Given instruction: Copy out the lines that have "GROUP" in them.

Saved data entries:
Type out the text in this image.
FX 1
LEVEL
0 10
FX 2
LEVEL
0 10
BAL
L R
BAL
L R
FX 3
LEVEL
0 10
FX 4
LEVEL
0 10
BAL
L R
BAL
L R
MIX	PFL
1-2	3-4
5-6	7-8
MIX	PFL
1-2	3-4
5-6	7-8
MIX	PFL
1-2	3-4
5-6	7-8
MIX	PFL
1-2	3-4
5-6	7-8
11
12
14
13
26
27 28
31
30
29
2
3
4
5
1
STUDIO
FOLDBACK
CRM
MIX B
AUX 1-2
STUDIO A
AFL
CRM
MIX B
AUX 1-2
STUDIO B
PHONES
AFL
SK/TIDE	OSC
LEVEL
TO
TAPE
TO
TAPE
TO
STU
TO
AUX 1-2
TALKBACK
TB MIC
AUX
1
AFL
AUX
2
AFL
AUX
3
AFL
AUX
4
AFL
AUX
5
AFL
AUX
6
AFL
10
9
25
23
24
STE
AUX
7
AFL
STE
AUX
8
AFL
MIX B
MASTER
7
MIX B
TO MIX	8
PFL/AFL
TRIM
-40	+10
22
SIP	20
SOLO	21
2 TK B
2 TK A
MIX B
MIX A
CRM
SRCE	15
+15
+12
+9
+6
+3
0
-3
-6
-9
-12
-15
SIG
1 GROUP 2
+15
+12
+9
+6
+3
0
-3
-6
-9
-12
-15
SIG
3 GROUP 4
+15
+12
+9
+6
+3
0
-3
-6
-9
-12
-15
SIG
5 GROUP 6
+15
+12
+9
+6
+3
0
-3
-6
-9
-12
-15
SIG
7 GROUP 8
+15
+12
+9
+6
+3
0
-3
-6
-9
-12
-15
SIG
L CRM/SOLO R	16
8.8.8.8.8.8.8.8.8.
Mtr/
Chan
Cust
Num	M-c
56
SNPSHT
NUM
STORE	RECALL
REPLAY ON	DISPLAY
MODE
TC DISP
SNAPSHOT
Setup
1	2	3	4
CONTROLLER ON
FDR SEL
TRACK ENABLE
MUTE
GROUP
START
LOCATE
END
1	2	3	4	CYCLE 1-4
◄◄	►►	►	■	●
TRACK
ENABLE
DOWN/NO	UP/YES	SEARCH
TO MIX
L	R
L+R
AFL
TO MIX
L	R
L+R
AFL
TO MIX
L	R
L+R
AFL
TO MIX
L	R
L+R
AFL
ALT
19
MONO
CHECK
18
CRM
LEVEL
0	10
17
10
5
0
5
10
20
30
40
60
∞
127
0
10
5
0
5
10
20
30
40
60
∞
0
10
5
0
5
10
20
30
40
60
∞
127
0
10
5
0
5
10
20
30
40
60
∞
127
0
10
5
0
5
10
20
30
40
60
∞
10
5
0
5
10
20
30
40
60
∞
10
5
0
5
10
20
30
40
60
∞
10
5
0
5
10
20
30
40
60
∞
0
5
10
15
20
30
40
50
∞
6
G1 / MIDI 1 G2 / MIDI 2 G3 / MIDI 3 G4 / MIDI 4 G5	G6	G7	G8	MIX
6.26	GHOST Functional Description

Task solution:
1 GROUP 2
3 GROUP 4
5 GROUP 6
7 GROUP 8
GROUP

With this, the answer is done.